Task statement
Restate the records below word for word.

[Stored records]
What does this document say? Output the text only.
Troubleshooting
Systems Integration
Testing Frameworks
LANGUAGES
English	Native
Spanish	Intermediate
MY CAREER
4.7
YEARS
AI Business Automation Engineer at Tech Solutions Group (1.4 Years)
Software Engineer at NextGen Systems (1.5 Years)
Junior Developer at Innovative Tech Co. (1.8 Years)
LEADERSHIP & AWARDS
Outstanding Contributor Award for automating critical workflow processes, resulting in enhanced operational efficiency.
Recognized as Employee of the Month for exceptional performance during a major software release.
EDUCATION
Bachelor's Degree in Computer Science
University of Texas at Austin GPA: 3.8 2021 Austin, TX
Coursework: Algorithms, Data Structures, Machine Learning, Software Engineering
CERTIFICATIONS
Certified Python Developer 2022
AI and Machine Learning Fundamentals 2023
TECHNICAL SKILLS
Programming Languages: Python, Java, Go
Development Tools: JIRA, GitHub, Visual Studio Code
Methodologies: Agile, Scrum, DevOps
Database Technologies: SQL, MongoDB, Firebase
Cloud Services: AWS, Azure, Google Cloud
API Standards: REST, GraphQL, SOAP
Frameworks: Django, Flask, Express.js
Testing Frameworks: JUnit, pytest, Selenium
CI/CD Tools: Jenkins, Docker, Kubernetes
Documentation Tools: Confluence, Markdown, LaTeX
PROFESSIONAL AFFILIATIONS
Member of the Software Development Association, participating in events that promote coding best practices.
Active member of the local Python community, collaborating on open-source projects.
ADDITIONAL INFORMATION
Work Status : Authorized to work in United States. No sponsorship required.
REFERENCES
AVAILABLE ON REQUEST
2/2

The solution
What does this document say? Output the text only.
Troubleshooting
Systems Integration
Testing Frameworks
LANGUAGES
English	Native
Spanish	Intermediate
MY CAREER
4.7
YEARS
AI Business Automation Engineer at Tech Solutions Group (1.4 Years)
Software Engineer at NextGen Systems (1.5 Years)
Junior Developer at Innovative Tech Co. (1.8 Years)
LEADERSHIP & AWARDS
Outstanding Contributor Award for automating critical workflow processes, resulting in enhanced operational efficiency.
Recognized as Employee of the Month for exceptional performance during a major software release.
EDUCATION
Bachelor's Degree in Computer Science
University of Texas at Austin GPA: 3.8 2021 Austin, TX
Coursework: Algorithms, Data Structures, Machine Learning, Software Engineering
CERTIFICATIONS
Certified Python Developer 2022
AI and Machine Learning Fundamentals 2023
TECHNICAL SKILLS
Programming Languages: Python, Java, Go
Development Tools: JIRA, GitHub, Visual Studio Code
Methodologies: Agile, Scrum, DevOps
Database Technologies: SQL, MongoDB, Firebase
Cloud Services: AWS, Azure, Google Cloud
API Standards: REST, GraphQL, SOAP
Frameworks: Django, Flask, Express.js
Testing Frameworks: JUnit, pytest, Selenium
CI/CD Tools: Jenkins, Docker, Kubernetes
Documentation Tools: Confluence, Markdown, LaTeX
PROFESSIONAL AFFILIATIONS
Member of the Software Development Association, participating in events that promote coding best practices.
Active member of the local Python community, collaborating on open-source projects.
ADDITIONAL INFORMATION
Work Status : Authorized to work in United States. No sponsorship required.
REFERENCES
AVAILABLE ON REQUEST
2/2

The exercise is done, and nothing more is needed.